Your instructions: Would you return all of this data exactly, leaving nothing out?

◇ ◇ ◇ ◇ ◇ ◇ ◇

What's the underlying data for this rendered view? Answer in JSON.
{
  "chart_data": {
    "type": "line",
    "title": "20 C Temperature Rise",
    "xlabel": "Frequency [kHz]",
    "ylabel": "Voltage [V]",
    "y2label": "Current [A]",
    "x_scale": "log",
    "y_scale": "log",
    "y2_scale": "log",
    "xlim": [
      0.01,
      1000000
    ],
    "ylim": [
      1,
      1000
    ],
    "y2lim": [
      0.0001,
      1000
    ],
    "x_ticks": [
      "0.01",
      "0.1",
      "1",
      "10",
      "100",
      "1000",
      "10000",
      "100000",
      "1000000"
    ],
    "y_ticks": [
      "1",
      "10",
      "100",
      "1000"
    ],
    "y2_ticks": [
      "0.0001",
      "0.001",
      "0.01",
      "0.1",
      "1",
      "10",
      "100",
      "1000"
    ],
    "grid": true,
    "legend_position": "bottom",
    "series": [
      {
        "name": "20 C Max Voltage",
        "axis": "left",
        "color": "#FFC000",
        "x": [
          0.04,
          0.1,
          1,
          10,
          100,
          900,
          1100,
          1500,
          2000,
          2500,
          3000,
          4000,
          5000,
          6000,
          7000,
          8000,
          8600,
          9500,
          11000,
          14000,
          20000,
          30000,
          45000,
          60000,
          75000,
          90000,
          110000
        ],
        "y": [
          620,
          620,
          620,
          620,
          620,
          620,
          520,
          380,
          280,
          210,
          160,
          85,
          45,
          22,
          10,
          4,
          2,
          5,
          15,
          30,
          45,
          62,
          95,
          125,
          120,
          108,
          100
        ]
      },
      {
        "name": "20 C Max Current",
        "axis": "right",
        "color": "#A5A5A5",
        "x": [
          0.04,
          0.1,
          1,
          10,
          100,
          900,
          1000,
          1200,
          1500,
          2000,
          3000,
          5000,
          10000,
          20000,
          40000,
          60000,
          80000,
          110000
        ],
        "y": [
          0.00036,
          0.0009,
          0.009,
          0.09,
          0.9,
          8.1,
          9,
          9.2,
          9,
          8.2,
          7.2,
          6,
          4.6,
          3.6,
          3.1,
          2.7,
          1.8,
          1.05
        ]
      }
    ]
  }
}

◇ ◇ ◇ ◇ ◇ ◇ ◇

Exercise output:
What's the underlying data for this rendered view? Answer in JSON.
{
  "chart_data": {
    "type": "line",
    "title": "20 C Temperature Rise",
    "xlabel": "Frequency [kHz]",
    "ylabel": "Voltage [V]",
    "y2label": "Current [A]",
    "x_scale": "log",
    "y_scale": "log",
    "y2_scale": "log",
    "xlim": [
      0.01,
      1000000
    ],
    "ylim": [
      1,
      1000
    ],
    "y2lim": [
      0.0001,
      1000
    ],
    "x_ticks": [
      "0.01",
      "0.1",
      "1",
      "10",
      "100",
      "1000",
      "10000",
      "100000",
      "1000000"
    ],
    "y_ticks": [
      "1",
      "10",
      "100",
      "1000"
    ],
    "y2_ticks": [
      "0.0001",
      "0.001",
      "0.01",
      "0.1",
      "1",
      "10",
      "100",
      "1000"
    ],
    "grid": true,
    "legend_position": "bottom",
    "series": [
      {
        "name": "20 C Max Voltage",
        "axis": "left",
        "color": "#FFC000",
        "x": [
          0.04,
          0.1,
          1,
          10,
          100,
          900,
          1100,
          1500,
          2000,
          2500,
          3000,
          4000,
          5000,
          6000,
          7000,
          8000,
          8600,
          9500,
          11000,
          14000,
          20000,
          30000,
          45000,
          60000,
          75000,
          90000,
          110000
        ],
        "y": [
          620,
          620,
          620,
          620,
          620,
          620,
          520,
          380,
          280,
          210,
          160,
          85,
          45,
          22,
          10,
          4,
          2,
          5,
          15,
          30,
          45,
          62,
          95,
          125,
          120,
          108,
          100
        ]
      },
      {
        "name": "20 C Max Current",
        "axis": "right",
        "color": "#A5A5A5",
        "x": [
          0.04,
          0.1,
          1,
          10,
          100,
          900,
          1000,
          1200,
          1500,
          2000,
          3000,
          5000,
          10000,
          20000,
          40000,
          60000,
          80000,
          110000
        ],
        "y": [
          0.00036,
          0.0009,
          0.009,
          0.09,
          0.9,
          8.1,
          9,
          9.2,
          9,
          8.2,
          7.2,
          6,
          4.6,
          3.6,
          3.1,
          2.7,
          1.8,
          1.05
        ]
      }
    ]
  }
}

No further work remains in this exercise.